Each line that contains the word "والكتابة" counts once; give the total for the records below and nothing else.

Extracted data entries:
____

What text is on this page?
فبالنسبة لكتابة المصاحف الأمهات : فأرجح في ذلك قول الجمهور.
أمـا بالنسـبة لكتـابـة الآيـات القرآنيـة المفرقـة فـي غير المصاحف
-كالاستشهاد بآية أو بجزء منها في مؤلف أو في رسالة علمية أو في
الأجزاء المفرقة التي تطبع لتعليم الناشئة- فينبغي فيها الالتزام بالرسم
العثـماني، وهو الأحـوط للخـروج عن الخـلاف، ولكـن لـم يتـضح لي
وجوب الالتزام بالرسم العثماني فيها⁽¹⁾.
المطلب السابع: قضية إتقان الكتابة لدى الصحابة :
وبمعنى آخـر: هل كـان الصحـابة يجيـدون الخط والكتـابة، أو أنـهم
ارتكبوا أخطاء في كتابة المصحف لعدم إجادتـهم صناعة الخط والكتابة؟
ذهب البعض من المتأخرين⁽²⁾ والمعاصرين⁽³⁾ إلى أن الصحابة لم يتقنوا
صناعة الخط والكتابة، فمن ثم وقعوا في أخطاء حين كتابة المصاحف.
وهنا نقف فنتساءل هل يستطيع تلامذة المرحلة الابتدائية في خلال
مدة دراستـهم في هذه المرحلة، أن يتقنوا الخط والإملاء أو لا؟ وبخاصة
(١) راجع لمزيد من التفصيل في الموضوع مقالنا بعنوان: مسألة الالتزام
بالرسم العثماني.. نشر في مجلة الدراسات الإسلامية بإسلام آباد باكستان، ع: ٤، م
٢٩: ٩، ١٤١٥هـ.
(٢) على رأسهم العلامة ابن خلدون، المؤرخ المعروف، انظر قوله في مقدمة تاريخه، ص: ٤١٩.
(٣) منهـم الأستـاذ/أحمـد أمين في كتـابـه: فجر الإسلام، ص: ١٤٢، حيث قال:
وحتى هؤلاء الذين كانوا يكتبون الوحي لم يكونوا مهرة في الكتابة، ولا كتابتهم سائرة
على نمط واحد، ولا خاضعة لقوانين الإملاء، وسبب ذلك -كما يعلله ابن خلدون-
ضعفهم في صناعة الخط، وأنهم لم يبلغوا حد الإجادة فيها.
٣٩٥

____

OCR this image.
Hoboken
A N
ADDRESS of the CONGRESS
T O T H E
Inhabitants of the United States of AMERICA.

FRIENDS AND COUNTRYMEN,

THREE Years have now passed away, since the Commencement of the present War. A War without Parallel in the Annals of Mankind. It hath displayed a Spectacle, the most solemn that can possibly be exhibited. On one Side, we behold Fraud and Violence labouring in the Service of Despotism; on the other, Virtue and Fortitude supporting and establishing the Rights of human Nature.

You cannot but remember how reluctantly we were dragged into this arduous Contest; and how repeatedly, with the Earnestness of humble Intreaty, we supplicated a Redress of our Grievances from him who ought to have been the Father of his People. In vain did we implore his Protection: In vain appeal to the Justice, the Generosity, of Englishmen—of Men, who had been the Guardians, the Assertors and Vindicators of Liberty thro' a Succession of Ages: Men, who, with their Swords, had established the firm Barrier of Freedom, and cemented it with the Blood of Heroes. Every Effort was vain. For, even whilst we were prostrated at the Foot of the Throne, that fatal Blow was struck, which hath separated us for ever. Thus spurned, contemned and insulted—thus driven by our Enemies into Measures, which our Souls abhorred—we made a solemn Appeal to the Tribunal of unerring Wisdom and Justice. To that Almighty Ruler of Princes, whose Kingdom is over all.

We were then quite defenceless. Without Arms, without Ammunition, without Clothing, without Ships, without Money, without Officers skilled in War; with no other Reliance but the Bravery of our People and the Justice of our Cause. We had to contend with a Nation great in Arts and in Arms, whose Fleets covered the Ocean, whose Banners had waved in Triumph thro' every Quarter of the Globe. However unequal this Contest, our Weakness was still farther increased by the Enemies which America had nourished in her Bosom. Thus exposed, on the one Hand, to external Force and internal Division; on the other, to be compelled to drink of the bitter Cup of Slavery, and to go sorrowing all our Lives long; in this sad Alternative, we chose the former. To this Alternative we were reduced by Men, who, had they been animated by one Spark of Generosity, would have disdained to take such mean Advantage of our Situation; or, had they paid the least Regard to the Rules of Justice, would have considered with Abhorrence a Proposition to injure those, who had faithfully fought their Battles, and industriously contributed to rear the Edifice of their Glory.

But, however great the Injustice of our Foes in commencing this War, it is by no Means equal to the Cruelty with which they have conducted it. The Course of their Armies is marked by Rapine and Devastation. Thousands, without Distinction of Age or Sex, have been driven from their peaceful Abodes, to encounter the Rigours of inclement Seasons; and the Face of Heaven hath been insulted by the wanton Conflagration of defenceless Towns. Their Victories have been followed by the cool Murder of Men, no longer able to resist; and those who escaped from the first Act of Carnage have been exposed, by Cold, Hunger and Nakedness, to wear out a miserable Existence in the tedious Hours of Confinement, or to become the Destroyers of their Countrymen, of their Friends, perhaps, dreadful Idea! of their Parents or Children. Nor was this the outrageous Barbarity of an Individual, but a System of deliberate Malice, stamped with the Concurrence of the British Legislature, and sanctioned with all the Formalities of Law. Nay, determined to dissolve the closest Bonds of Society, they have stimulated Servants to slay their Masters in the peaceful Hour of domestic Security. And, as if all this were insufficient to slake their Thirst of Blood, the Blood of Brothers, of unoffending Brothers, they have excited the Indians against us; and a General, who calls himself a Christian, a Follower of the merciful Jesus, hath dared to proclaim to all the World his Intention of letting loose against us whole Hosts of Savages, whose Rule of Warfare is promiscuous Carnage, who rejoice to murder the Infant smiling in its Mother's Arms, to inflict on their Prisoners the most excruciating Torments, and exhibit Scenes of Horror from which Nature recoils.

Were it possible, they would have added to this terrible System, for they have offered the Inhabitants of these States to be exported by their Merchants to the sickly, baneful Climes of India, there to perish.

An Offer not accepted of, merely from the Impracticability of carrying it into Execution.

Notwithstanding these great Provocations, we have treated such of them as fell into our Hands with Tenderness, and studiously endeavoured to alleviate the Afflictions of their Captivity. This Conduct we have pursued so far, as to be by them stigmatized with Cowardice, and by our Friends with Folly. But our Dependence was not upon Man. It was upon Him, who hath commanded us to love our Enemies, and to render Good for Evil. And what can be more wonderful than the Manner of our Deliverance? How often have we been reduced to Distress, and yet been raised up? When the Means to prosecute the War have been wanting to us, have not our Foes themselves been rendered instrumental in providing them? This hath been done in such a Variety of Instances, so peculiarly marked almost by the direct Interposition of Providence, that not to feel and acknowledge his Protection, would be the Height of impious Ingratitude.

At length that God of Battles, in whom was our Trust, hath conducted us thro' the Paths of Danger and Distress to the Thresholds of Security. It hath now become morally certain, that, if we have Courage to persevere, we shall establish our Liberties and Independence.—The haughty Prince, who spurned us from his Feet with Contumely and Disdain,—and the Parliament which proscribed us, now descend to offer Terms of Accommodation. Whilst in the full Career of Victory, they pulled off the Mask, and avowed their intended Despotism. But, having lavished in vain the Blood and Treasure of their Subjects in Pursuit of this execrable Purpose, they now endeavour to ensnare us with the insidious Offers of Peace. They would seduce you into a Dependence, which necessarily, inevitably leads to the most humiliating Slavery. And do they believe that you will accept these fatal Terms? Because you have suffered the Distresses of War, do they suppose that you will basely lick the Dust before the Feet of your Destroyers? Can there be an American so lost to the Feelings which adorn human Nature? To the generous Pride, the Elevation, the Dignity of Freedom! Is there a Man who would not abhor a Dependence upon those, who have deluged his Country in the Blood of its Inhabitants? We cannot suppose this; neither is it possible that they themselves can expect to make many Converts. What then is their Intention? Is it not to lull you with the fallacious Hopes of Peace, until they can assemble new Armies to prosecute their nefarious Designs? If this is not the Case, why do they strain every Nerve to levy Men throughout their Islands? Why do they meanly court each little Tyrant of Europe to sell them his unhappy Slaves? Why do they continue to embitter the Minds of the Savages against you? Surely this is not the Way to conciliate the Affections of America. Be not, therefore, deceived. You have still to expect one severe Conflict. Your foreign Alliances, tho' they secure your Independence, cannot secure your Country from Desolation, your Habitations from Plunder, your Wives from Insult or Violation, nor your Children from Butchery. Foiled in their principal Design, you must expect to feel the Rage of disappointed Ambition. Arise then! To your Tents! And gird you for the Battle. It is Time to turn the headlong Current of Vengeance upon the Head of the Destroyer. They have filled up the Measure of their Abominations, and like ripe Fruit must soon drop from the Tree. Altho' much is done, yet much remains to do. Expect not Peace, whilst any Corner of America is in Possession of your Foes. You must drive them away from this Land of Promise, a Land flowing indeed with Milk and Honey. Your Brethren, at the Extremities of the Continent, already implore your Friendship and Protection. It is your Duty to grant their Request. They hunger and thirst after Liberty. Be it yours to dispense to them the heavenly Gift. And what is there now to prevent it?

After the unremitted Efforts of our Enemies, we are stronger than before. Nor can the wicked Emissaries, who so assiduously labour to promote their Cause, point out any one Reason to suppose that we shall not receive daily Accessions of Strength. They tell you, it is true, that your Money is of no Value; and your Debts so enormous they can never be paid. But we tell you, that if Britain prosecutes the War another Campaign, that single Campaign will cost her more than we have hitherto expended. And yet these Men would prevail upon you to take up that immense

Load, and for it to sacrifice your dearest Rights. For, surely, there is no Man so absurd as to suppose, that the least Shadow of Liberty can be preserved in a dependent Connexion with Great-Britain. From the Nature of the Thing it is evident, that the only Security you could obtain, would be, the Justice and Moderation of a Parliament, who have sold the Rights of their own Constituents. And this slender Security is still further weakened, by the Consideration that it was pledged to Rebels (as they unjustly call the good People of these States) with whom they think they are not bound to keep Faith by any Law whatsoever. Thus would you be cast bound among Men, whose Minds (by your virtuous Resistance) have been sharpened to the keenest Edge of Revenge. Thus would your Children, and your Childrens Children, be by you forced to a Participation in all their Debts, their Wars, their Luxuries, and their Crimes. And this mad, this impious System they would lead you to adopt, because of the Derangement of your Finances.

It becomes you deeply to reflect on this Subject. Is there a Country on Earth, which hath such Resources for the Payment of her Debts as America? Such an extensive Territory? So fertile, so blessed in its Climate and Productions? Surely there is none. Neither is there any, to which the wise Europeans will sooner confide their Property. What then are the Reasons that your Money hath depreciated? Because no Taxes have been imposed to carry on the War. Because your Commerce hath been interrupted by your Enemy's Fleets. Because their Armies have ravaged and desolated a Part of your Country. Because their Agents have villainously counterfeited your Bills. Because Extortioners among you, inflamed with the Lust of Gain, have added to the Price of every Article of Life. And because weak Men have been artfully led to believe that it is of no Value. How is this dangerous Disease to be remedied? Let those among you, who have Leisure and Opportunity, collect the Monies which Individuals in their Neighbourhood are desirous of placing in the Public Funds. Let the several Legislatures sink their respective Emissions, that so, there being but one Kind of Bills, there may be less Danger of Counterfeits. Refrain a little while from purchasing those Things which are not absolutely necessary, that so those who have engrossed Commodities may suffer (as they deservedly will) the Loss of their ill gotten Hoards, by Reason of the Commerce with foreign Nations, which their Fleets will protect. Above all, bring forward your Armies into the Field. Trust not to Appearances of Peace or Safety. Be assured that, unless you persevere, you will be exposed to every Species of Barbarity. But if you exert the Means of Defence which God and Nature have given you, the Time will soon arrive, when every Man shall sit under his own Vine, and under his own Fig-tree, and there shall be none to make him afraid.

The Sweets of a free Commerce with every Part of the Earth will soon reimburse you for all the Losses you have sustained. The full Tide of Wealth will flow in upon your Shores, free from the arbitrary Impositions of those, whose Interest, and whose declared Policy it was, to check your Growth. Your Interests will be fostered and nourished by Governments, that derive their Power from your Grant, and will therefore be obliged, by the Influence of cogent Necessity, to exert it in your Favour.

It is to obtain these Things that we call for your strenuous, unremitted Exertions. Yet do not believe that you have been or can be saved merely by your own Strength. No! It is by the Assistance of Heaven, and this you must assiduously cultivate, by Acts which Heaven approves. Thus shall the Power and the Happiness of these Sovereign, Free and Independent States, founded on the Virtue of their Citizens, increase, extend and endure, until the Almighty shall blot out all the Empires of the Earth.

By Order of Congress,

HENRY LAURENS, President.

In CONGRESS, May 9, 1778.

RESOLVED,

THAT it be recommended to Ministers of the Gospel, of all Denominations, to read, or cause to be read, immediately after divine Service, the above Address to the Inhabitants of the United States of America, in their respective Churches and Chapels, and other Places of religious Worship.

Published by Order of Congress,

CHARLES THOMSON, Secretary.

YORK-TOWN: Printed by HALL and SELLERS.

____

_SOLUTION TO THE PROBLEM_.
2